+++ Extracted information +++
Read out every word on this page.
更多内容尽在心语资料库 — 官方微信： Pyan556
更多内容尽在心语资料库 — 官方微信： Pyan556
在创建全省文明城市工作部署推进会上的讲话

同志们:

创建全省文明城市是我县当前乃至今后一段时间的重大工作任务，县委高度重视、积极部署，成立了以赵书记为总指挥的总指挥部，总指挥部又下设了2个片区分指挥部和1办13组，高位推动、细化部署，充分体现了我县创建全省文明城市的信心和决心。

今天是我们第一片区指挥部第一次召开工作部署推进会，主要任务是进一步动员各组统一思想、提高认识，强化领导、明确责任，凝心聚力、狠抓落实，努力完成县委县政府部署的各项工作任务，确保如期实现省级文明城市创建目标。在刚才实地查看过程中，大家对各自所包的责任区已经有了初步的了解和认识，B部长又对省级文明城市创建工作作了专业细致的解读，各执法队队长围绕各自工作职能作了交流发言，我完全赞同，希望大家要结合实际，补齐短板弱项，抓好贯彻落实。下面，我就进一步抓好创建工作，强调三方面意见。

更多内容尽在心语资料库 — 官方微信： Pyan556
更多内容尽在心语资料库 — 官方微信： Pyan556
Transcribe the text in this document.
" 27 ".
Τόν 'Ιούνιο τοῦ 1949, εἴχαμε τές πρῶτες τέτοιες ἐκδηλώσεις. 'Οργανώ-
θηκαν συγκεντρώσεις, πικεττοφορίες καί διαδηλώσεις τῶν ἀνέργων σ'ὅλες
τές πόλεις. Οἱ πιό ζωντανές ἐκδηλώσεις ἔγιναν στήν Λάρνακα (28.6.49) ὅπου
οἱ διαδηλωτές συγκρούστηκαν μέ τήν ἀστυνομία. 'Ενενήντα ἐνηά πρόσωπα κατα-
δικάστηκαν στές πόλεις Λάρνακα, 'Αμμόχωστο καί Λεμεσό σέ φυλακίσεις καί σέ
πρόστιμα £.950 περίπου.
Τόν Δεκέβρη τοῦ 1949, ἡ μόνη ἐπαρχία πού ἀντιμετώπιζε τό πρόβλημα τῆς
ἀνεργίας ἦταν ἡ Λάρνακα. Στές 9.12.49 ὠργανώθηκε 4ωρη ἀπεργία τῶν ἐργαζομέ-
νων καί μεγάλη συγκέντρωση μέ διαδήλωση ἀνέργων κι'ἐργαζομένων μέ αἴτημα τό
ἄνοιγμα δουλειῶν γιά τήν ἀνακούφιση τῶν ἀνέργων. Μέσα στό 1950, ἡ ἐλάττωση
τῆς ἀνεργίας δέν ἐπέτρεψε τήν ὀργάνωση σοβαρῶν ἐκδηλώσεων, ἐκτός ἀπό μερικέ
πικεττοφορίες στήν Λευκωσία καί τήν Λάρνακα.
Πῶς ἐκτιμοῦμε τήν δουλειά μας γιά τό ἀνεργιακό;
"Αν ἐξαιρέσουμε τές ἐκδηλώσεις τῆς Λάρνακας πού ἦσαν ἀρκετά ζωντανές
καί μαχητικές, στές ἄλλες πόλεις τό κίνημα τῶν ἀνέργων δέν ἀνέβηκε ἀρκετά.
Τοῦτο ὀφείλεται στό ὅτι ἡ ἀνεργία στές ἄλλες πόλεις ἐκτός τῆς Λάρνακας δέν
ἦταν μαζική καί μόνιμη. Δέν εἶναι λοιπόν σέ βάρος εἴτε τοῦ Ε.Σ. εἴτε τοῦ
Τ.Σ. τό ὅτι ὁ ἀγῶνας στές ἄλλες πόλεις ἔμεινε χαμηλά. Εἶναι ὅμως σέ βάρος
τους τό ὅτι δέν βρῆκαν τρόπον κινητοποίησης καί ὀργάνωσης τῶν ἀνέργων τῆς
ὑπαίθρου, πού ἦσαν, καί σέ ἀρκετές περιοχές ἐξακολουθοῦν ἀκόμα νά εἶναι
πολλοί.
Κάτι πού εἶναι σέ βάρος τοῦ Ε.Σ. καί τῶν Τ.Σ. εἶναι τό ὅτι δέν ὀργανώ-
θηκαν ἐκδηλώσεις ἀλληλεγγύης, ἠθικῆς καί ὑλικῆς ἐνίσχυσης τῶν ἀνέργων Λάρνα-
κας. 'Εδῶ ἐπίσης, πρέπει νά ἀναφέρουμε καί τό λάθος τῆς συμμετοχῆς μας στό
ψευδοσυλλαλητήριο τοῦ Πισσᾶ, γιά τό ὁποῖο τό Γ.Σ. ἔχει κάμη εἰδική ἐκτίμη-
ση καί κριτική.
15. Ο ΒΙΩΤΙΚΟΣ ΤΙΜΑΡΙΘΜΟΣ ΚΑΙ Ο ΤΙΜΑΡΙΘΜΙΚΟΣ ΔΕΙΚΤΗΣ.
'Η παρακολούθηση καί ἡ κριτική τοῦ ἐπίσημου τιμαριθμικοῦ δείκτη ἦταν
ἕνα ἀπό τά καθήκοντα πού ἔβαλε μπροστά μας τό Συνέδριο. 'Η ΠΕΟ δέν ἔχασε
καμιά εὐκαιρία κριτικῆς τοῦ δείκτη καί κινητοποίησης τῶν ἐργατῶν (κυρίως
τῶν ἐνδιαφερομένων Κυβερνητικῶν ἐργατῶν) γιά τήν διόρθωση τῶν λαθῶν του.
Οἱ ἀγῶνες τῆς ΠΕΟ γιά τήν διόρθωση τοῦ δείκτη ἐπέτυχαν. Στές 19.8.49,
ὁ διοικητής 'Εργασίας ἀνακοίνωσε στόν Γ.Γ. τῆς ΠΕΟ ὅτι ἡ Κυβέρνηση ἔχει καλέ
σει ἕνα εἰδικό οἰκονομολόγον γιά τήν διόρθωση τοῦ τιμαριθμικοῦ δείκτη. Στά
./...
+++
(The task)
Return all lines with the word "διόρθωση" in them.

(Written reply)
τῶν ἐνδιαφερομένων Κυβερνητικῶν ἐργατῶν) γιά τήν διόρθωση τῶν λαθῶν του.
Οἱ ἀγῶνες τῆς ΠΕΟ γιά τήν διόρθωση τοῦ δείκτη ἐπέτυχαν. Στές 19.8.49,
σει ἕνα εἰδικό οἰκονομολόγον γιά τήν διόρθωση τοῦ τιμαριθμικοῦ δείκτη. Στά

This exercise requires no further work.